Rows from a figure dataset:
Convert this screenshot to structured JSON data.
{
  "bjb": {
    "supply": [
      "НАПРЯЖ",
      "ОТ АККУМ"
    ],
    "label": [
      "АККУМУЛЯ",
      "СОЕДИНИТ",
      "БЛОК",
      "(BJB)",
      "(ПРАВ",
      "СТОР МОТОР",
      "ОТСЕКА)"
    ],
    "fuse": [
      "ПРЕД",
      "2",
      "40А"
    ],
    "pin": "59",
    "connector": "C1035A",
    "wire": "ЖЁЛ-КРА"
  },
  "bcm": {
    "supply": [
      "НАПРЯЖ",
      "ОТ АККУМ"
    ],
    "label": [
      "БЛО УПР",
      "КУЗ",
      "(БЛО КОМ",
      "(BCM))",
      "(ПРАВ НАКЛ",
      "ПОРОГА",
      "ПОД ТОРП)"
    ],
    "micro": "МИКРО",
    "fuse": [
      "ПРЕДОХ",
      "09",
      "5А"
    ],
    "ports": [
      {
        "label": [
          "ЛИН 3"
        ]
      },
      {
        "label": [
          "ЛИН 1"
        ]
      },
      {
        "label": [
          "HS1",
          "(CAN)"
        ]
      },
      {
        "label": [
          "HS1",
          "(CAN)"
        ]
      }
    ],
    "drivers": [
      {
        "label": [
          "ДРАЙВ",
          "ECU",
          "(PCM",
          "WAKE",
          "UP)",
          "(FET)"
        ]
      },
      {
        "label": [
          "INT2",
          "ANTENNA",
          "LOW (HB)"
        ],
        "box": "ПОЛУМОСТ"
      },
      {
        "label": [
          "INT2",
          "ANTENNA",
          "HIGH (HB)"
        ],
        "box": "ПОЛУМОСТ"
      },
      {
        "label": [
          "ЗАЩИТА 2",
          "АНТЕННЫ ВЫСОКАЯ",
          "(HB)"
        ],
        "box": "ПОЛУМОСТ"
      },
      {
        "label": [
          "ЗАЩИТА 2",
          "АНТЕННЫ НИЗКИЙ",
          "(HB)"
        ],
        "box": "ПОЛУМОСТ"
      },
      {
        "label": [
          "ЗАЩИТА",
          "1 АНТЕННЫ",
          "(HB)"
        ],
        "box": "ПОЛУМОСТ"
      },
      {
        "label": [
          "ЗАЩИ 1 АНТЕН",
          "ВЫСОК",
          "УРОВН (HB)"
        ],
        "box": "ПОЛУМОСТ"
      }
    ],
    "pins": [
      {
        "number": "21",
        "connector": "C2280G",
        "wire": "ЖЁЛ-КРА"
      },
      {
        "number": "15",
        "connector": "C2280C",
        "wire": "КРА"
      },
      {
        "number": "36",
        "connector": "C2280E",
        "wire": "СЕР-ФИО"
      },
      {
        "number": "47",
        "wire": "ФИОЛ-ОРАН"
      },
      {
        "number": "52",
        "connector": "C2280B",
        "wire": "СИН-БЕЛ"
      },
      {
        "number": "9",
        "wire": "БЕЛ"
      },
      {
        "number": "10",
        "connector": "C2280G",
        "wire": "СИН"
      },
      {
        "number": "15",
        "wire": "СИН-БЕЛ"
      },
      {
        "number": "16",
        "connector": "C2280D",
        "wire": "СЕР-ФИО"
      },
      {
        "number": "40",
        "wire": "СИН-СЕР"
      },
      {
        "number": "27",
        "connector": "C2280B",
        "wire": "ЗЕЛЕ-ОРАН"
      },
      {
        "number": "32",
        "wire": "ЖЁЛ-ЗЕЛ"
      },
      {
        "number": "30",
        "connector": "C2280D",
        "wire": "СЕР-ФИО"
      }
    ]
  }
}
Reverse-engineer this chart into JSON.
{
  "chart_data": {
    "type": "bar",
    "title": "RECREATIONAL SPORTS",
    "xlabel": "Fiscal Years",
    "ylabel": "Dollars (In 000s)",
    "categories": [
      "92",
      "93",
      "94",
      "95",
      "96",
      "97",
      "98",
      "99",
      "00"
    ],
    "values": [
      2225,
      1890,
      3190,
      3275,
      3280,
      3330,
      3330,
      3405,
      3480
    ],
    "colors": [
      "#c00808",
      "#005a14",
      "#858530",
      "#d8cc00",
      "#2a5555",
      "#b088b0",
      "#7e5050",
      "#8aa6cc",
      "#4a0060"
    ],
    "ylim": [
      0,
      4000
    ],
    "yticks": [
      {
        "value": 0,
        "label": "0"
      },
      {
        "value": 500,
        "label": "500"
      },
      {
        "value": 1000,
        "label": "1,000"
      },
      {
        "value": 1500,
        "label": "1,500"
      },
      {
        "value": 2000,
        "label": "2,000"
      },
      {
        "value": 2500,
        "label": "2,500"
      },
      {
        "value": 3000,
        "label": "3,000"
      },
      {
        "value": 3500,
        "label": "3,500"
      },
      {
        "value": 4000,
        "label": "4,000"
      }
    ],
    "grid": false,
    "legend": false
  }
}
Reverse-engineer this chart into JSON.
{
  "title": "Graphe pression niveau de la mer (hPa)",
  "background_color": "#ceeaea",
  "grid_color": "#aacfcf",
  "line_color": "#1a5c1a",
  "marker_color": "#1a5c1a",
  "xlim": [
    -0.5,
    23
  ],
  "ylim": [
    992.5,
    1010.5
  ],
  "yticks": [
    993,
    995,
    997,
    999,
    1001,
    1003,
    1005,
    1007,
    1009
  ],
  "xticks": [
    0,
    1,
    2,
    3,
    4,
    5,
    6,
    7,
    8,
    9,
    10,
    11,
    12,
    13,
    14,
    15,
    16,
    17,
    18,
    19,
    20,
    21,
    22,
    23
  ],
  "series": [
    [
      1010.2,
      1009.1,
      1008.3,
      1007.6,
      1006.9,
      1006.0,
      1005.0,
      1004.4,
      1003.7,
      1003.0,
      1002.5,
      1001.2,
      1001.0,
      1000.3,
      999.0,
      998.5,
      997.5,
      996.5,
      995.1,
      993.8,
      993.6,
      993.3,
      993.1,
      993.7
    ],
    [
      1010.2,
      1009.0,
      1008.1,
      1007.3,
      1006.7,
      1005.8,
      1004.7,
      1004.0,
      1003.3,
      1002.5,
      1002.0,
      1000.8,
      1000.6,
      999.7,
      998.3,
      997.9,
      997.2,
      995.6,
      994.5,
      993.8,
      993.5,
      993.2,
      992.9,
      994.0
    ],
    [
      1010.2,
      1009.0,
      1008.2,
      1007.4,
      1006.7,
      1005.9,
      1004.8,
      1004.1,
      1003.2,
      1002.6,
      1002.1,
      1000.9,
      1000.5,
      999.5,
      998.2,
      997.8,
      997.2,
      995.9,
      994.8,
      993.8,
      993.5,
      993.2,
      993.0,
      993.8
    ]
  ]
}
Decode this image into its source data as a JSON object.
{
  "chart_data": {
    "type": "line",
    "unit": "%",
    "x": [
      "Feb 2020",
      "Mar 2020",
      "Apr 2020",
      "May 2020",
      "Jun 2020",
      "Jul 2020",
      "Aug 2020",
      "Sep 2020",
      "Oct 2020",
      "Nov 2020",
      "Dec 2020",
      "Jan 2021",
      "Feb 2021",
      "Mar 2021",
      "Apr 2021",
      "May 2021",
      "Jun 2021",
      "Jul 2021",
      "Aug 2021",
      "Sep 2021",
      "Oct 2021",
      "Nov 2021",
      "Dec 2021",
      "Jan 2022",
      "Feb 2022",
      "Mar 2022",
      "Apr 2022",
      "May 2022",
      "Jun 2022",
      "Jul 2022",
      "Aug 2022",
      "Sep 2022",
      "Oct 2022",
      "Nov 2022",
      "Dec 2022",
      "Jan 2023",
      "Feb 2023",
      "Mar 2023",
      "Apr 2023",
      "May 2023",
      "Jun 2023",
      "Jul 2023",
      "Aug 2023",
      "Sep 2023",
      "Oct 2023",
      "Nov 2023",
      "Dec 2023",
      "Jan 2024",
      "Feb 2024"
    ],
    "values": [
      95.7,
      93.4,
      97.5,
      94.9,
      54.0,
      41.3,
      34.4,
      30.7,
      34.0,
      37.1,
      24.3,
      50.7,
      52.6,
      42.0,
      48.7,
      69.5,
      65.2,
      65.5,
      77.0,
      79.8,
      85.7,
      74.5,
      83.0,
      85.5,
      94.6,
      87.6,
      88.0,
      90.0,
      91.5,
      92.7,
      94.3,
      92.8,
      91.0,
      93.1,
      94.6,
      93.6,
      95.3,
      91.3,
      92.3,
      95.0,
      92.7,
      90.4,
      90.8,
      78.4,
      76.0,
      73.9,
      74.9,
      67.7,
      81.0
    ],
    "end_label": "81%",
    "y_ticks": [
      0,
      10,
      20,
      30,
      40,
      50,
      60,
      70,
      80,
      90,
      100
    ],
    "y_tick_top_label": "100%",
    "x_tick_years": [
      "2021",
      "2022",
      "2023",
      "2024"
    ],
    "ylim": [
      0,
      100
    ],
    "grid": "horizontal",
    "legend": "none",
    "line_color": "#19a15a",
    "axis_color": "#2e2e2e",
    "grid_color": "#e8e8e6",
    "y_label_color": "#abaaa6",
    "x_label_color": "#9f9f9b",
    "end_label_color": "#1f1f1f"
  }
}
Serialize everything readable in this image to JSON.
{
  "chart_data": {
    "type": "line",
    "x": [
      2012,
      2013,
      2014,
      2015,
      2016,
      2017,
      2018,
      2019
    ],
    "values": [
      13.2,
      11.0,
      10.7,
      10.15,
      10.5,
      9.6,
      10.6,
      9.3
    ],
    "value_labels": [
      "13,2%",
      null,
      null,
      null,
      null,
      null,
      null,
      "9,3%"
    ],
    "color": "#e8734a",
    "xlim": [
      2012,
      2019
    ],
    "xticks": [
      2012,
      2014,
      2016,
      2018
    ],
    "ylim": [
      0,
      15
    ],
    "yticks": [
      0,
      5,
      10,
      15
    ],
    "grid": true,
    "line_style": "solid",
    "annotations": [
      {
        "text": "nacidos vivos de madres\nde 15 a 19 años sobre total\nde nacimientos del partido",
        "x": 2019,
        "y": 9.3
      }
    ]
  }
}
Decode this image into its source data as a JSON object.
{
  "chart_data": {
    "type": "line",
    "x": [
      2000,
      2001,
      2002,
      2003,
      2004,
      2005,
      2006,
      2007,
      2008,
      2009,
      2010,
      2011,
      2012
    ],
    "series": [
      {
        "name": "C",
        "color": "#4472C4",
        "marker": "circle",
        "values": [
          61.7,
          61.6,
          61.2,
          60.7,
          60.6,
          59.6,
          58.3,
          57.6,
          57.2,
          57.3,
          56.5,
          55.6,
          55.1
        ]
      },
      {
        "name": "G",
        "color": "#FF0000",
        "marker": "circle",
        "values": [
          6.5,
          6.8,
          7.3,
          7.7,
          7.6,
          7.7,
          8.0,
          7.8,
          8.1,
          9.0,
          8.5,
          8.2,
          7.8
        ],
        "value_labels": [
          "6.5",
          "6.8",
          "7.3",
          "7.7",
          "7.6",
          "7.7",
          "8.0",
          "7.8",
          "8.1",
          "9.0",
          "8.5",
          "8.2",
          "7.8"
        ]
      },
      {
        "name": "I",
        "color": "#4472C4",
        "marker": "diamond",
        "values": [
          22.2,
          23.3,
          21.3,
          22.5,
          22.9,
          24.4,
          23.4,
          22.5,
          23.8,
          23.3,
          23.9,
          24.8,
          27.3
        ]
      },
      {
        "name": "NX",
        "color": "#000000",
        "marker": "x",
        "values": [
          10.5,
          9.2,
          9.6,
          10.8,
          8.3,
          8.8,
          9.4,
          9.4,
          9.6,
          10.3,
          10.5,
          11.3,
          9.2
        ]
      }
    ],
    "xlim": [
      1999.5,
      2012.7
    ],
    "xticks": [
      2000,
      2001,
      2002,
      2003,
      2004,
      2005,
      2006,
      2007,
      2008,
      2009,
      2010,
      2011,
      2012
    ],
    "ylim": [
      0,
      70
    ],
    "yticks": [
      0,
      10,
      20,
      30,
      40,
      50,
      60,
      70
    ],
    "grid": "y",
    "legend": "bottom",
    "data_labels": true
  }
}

# Given exercise
Pull out each line of the entries that contains "legend".

# Response
    "legend": false
    "legend": "none",
    "legend": "bottom",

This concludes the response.